- [Data excerpts]:
<<<<

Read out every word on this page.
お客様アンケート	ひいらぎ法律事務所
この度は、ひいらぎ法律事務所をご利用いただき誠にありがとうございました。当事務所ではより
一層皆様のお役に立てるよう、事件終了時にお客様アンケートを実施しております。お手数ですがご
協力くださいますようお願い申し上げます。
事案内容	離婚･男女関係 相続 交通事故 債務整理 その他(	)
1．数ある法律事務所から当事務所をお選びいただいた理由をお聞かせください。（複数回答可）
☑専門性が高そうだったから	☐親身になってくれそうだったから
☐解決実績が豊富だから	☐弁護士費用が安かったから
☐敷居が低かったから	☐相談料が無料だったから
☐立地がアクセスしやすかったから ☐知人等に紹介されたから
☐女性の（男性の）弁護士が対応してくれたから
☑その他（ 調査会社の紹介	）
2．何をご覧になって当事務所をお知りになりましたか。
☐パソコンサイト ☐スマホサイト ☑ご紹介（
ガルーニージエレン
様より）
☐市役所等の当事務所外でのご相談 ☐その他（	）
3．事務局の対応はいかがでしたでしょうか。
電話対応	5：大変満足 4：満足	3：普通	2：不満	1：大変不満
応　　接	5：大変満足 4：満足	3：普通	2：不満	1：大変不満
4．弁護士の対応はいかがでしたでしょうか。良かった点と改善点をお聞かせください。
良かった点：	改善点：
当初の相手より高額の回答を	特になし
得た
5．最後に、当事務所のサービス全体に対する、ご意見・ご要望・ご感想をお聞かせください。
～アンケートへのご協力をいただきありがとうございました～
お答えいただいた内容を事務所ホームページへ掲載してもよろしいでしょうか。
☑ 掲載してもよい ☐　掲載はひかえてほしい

>>>>

- [Prompt]: From the records above, extract every entry verbatim.

- [Exercise solution]:
Read out every word on this page.
お客様アンケート	ひいらぎ法律事務所
この度は、ひいらぎ法律事務所をご利用いただき誠にありがとうございました。当事務所ではより
一層皆様のお役に立てるよう、事件終了時にお客様アンケートを実施しております。お手数ですがご
協力くださいますようお願い申し上げます。
事案内容	離婚･男女関係 相続 交通事故 債務整理 その他(	)
1．数ある法律事務所から当事務所をお選びいただいた理由をお聞かせください。（複数回答可）
☑専門性が高そうだったから	☐親身になってくれそうだったから
☐解決実績が豊富だから	☐弁護士費用が安かったから
☐敷居が低かったから	☐相談料が無料だったから
☐立地がアクセスしやすかったから ☐知人等に紹介されたから
☐女性の（男性の）弁護士が対応してくれたから
☑その他（ 調査会社の紹介	）
2．何をご覧になって当事務所をお知りになりましたか。
☐パソコンサイト ☐スマホサイト ☑ご紹介（
ガルーニージエレン
様より）
☐市役所等の当事務所外でのご相談 ☐その他（	）
3．事務局の対応はいかがでしたでしょうか。
電話対応	5：大変満足 4：満足	3：普通	2：不満	1：大変不満
応　　接	5：大変満足 4：満足	3：普通	2：不満	1：大変不満
4．弁護士の対応はいかがでしたでしょうか。良かった点と改善点をお聞かせください。
良かった点：	改善点：
当初の相手より高額の回答を	特になし
得た
5．最後に、当事務所のサービス全体に対する、ご意見・ご要望・ご感想をお聞かせください。
～アンケートへのご協力をいただきありがとうございました～
お答えいただいた内容を事務所ホームページへ掲載してもよろしいでしょうか。
☑ 掲載してもよい ☐　掲載はひかえてほしい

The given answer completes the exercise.